→ **Excerpt**
We are given the following function
[tex](\frac{1}{3})^{2-3t}[/tex]
Let us re-write this function in the following form.
[tex]f(t)=ka^t[/tex]
Where k is a constant.
Step 1:
Split the powers using the multiplication rule of exponents.
[tex]a^{x+y}=a^x\cdot a^y[/tex]
Applying the above rule, the function becomes
[tex](\frac{1}{3})^{2-3t}=(\frac{1}{3})^2\cdot(\frac{1}{3})^{-3t}[/tex]
Further simplifying, the function becomes
[tex](\frac{1}{3})^2\cdot(\frac{1}{3})^{-3t}=\frac{1}{9}\cdot(\frac{1}{3})^{-3t}[/tex]
Step 2:
Apply the power rule of exponents
[tex]a^{xy}=(a^x)^y[/tex]
So, the function becomes
[tex]\frac{1}{9}\cdot(\frac{1}{3})^{-3t}=\frac{1}{9}\cdot((\frac{1}{3})^{-3})^t[/tex]
Further simplifying the function becomes
[tex]\frac{1}{9}\cdot((\frac{1}{3})^{-3})^t=\frac{1}{9}\cdot(27^{})^t[/tex]
Therefore, the function is
[tex]f(t)=\frac{1}{9}\cdot27^t[/tex]
Where k = 1/9 and a = 27

→ **Records supplied**
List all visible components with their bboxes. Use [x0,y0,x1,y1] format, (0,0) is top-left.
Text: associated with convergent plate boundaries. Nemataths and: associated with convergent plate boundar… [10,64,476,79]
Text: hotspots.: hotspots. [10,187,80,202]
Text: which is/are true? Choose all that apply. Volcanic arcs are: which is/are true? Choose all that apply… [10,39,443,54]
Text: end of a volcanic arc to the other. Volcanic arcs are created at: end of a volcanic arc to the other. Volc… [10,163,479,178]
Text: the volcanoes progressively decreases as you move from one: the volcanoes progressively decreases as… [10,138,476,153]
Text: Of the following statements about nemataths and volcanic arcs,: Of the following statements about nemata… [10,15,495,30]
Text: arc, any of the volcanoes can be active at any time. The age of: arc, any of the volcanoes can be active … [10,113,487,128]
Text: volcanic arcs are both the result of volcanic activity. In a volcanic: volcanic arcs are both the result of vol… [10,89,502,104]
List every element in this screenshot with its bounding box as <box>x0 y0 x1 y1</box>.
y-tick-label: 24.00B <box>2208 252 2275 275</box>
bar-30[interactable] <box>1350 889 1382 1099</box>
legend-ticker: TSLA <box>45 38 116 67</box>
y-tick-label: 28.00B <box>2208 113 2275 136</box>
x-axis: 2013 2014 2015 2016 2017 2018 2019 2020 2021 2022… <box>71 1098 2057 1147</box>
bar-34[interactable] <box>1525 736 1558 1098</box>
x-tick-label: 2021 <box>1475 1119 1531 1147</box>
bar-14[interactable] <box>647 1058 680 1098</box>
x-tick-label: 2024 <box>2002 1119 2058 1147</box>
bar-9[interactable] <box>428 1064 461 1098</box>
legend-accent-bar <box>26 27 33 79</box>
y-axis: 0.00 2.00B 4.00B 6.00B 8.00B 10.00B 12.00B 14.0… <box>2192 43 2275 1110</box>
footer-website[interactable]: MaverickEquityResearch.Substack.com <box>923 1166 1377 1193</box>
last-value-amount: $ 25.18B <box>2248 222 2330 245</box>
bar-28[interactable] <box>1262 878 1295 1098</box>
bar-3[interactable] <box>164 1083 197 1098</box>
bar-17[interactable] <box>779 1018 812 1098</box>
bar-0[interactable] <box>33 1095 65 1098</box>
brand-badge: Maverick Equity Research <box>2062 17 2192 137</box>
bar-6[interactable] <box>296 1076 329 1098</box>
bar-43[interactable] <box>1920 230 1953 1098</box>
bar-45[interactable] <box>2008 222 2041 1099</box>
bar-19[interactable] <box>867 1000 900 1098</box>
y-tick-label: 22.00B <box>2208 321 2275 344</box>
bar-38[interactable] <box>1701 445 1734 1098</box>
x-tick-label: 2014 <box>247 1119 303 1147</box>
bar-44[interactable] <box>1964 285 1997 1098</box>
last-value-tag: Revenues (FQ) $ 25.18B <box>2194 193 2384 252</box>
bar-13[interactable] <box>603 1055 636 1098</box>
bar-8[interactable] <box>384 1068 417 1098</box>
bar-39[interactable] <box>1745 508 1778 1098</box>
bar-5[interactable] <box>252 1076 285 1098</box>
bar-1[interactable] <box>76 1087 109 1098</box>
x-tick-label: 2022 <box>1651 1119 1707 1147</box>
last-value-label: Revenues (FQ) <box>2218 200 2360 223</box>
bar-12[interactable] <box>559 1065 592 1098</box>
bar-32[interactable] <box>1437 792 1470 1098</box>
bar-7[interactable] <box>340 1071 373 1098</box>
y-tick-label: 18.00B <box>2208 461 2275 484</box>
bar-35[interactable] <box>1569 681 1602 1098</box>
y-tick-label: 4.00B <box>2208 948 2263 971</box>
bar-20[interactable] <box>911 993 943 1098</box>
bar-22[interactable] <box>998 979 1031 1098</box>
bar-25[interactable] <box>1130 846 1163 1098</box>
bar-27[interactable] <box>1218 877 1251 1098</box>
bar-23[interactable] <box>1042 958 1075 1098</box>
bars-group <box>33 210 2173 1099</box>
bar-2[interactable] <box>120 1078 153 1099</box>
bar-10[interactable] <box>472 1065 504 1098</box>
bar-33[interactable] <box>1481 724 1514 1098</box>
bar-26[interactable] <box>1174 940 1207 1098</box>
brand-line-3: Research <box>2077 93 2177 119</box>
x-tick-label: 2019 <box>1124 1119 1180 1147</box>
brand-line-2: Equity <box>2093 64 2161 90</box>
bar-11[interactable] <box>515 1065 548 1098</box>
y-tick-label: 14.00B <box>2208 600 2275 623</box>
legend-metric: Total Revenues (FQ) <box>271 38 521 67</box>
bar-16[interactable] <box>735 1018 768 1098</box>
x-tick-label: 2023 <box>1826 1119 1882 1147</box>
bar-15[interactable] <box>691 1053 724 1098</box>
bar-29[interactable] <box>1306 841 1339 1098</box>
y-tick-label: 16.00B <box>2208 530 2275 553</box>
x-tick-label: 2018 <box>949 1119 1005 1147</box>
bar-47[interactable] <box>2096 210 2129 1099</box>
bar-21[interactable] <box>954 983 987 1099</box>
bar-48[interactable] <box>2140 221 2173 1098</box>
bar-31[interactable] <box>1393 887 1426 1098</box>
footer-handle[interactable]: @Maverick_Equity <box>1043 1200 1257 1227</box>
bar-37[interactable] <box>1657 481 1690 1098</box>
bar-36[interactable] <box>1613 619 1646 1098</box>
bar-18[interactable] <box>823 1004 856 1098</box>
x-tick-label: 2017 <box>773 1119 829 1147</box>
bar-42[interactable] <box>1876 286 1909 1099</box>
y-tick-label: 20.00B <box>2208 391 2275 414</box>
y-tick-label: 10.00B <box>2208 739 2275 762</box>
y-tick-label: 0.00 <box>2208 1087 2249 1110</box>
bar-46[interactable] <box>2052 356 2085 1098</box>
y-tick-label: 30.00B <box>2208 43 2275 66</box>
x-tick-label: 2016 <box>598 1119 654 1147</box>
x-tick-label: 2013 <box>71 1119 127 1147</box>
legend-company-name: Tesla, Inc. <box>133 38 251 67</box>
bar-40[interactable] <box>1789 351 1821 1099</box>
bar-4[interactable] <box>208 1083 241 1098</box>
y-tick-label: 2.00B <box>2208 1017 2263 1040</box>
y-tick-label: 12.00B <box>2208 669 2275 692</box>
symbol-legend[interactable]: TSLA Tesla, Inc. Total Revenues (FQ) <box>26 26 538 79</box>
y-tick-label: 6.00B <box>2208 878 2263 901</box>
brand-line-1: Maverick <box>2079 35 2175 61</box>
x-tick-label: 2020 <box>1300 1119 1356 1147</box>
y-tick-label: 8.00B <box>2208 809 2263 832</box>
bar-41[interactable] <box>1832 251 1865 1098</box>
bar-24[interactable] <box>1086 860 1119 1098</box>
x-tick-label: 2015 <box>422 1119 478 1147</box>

→ **Problems**
1) In the worked solution, what values do k and a take?
2) In the worked solution, why can (1/3)^(2−3t) be written as (1/3)^2 · (1/3)^(−3t) in Step 1? Answer in one to three sentences.
3) Please reproduce the worked solution from "We are given" to "is a constant.".

→ **Task-by-task outputs**
1) k = 1/9 and a = 27.

2) The multiplication rule of exponents, a^(x+y) = a^x · a^y, lets the power 2 − 3t be split into a product of two powers with the same base. The first factor, (1/3)^2, then simplifies to 1/9.

3)
We are given the following function
[tex](\frac{1}{3})^{2-3t}[/tex]
Let us re-write this function in the following form.
[tex]f(t)=ka^t[/tex]
Where k is a constant.